§ **What to do**: Report every line in the listing below where the string "this" shows up.

§ **Record excerpts**:
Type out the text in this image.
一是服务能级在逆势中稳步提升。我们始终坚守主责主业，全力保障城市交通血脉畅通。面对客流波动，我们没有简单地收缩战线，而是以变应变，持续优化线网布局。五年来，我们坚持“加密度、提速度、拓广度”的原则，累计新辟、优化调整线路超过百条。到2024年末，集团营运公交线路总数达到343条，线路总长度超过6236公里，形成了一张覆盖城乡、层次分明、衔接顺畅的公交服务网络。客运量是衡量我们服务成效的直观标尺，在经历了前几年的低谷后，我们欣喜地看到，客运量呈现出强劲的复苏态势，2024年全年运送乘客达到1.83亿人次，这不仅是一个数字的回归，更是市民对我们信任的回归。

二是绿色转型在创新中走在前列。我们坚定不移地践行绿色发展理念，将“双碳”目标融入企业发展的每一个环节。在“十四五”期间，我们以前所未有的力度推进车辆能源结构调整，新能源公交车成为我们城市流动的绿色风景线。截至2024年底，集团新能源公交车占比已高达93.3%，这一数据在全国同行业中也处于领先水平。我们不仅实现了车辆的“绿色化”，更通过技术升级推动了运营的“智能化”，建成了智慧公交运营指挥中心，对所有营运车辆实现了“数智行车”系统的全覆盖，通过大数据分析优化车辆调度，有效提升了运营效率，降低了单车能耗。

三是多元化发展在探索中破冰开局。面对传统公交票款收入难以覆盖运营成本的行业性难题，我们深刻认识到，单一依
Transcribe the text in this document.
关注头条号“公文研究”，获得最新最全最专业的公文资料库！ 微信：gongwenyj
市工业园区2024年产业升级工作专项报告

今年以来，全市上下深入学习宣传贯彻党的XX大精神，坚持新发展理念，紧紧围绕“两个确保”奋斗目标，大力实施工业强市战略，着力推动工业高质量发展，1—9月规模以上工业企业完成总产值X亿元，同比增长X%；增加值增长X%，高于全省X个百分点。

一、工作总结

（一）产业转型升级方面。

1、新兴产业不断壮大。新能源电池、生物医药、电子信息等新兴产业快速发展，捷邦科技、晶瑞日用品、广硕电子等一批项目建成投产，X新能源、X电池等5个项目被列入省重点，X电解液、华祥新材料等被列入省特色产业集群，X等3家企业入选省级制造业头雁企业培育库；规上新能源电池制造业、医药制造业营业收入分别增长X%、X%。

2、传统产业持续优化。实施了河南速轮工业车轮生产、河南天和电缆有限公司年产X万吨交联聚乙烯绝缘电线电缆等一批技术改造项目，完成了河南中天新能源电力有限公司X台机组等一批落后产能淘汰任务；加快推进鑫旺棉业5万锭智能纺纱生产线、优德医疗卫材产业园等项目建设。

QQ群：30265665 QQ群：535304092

§ **Answer below**:
Type out the text in this image.
Transcribe the text in this document.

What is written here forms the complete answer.